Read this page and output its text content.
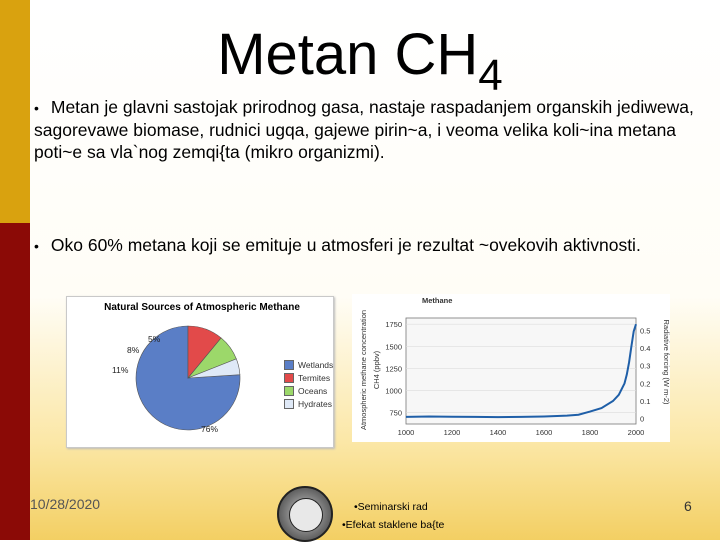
Metan $CH_4$
• Metan je glavni sastojak prirodnog gasa, nastaje raspadanjem organskih jediwewa, sagorevawe biomase, rudnici ugqa, gajewe pirin~a, i veoma velika koli~ina metana poti~e sa vla`nog zemqi{ta (mikro organizmi).
• Oko 60% metana koji se emituje u atmosferi je rezultat ~ovekovih aktivnosti.
Natural Sources of Atmospheric Methane
Wetlands
Termites
Oceans
Hydrates
5%
8%
11%
76%
Methane
Atmospheric methane concentration CH4 (ppbv)	Radiative forcing (W m-2)
750
1000
1250
1500
1750
1000	1200	1400	1600	1800	2000
0
0.1
0.2
0.3
0.4
0.5
10/28/2020	•Seminarski rad
•Efekat staklene ba{te
6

■ ■ ■ ■ ■

Output the lines above in full and exactly as given, omitting any pictures.

Read this page and output its text content.
Metan $CH_4$
• Metan je glavni sastojak prirodnog gasa, nastaje raspadanjem organskih jediwewa, sagorevawe biomase, rudnici ugqa, gajewe pirin~a, i veoma velika koli~ina metana poti~e sa vla`nog zemqi{ta (mikro organizmi).
• Oko 60% metana koji se emituje u atmosferi je rezultat ~ovekovih aktivnosti.
Natural Sources of Atmospheric Methane
Wetlands
Termites
Oceans
Hydrates
5%
8%
11%
76%
Methane
Atmospheric methane concentration CH4 (ppbv)	Radiative forcing (W m-2)
750
1000
1250
1500
1750
1000	1200	1400	1600	1800	2000
0
0.1
0.2
0.3
0.4
0.5
10/28/2020	•Seminarski rad
•Efekat staklene ba{te
6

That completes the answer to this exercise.